Rows:
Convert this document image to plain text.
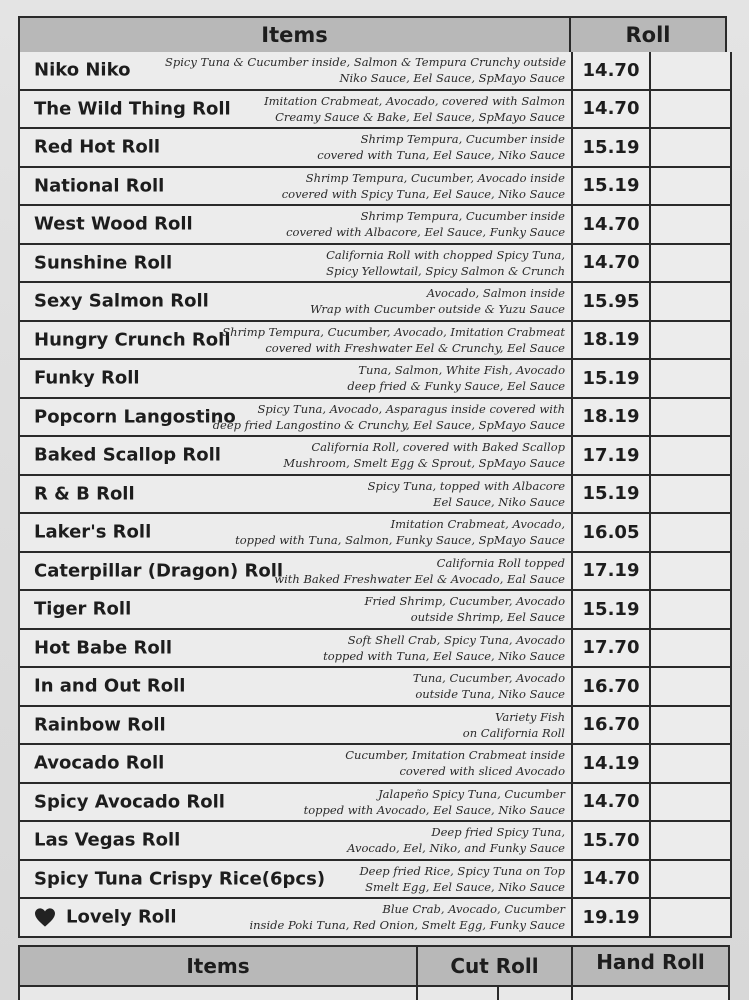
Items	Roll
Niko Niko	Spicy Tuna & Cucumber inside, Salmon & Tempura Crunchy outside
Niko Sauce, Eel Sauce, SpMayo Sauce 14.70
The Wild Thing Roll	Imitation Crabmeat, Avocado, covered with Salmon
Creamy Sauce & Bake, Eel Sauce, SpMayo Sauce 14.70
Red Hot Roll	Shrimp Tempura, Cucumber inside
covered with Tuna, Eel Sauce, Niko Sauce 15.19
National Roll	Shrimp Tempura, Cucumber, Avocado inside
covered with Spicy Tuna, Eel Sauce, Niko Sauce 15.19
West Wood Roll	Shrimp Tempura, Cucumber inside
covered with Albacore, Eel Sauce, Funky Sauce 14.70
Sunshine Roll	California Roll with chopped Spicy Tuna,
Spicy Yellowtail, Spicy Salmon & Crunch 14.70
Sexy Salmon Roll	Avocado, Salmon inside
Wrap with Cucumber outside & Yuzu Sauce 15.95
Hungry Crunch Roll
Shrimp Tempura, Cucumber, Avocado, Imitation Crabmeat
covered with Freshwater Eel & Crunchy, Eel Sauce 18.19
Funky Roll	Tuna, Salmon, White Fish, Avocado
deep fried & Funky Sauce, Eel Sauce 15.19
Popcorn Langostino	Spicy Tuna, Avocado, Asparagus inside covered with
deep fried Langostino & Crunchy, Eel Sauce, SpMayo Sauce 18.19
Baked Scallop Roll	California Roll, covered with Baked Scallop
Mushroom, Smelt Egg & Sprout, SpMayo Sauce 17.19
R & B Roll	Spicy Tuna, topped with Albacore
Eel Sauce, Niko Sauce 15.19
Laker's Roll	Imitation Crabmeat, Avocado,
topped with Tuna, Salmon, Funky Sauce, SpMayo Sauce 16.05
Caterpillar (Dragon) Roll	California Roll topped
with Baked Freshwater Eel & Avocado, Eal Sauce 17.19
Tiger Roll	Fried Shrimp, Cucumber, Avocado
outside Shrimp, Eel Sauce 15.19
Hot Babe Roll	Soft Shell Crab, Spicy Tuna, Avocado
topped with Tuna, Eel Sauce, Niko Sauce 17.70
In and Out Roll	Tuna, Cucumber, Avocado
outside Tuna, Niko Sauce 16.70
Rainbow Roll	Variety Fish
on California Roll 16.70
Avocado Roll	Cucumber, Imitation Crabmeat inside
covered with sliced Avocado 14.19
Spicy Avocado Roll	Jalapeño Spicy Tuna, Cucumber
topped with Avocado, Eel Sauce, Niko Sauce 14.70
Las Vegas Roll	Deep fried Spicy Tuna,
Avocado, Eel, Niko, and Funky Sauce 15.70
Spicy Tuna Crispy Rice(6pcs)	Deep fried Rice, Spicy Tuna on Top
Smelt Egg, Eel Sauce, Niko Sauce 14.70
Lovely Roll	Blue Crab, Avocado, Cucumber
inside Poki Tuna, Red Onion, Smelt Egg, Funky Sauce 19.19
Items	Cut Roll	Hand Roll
==
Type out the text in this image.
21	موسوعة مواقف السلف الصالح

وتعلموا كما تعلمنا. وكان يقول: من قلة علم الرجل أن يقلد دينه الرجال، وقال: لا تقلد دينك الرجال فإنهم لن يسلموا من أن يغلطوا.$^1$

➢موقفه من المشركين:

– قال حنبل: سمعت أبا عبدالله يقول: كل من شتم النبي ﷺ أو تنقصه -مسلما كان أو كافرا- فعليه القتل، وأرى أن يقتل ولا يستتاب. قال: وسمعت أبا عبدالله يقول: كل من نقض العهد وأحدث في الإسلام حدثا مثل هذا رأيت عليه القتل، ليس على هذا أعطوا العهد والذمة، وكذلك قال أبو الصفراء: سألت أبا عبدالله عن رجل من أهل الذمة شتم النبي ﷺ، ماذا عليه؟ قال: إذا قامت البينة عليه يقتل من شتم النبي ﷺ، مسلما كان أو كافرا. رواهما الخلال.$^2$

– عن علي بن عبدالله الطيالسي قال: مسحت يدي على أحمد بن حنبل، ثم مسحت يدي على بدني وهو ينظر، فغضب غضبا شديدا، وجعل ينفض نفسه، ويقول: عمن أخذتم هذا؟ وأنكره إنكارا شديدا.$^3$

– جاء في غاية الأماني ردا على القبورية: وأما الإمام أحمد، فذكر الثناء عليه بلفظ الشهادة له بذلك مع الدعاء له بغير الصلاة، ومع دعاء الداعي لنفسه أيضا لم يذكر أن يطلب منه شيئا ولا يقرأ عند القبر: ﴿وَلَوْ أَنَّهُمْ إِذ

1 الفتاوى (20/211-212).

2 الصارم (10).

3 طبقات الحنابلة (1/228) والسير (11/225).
...
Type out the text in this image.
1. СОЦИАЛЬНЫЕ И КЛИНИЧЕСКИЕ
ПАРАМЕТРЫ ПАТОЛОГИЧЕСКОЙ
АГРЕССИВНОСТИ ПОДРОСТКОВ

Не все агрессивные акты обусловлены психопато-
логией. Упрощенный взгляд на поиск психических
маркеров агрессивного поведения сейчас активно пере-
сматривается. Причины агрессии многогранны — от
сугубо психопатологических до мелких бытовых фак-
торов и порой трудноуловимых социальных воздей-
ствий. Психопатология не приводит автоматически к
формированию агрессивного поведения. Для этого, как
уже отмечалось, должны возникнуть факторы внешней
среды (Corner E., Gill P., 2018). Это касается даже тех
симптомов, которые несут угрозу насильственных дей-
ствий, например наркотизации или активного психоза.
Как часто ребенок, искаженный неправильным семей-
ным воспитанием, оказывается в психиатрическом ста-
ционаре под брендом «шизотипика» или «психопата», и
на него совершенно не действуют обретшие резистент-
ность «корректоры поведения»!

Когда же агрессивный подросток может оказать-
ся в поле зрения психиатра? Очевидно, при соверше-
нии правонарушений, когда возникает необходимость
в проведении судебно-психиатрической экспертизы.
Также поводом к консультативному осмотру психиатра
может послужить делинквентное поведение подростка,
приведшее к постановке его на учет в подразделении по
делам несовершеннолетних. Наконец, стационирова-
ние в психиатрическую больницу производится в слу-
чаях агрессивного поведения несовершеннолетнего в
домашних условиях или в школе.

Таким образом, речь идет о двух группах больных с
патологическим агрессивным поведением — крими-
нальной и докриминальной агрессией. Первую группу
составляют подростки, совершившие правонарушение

Task prompt: Copy out each line of the data where the string "Shrimp" appears.

Solution for this exercise:
Red Hot Roll	Shrimp Tempura, Cucumber inside
National Roll	Shrimp Tempura, Cucumber, Avocado inside
West Wood Roll	Shrimp Tempura, Cucumber inside
Shrimp Tempura, Cucumber, Avocado, Imitation Crabmeat
Tiger Roll	Fried Shrimp, Cucumber, Avocado
outside Shrimp, Eel Sauce 15.19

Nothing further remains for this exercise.